+++ Entries provided +++

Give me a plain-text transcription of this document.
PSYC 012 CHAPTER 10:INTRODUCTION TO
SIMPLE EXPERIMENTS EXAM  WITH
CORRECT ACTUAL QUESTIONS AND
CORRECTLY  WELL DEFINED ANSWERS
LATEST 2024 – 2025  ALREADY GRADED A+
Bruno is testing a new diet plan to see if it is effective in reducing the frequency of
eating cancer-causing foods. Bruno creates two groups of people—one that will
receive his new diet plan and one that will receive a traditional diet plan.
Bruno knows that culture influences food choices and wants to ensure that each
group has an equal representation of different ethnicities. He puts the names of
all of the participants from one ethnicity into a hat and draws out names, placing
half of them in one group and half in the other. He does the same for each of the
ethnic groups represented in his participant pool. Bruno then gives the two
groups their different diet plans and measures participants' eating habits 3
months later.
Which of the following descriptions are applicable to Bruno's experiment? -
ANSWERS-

+++

→ Task prompt
From the listing above, extract all records word for word.

→ Response to the exercise
Give me a plain-text transcription of this document.
PSYC 012 CHAPTER 10:INTRODUCTION TO
SIMPLE EXPERIMENTS EXAM  WITH
CORRECT ACTUAL QUESTIONS AND
CORRECTLY  WELL DEFINED ANSWERS
LATEST 2024 – 2025  ALREADY GRADED A+
Bruno is testing a new diet plan to see if it is effective in reducing the frequency of
eating cancer-causing foods. Bruno creates two groups of people—one that will
receive his new diet plan and one that will receive a traditional diet plan.
Bruno knows that culture influences food choices and wants to ensure that each
group has an equal representation of different ethnicities. He puts the names of
all of the participants from one ethnicity into a hat and draws out names, placing
half of them in one group and half in the other. He does the same for each of the
ethnic groups represented in his participant pool. Bruno then gives the two
groups their different diet plans and measures participants' eating habits 3
months later.
Which of the following descriptions are applicable to Bruno's experiment? -
ANSWERS-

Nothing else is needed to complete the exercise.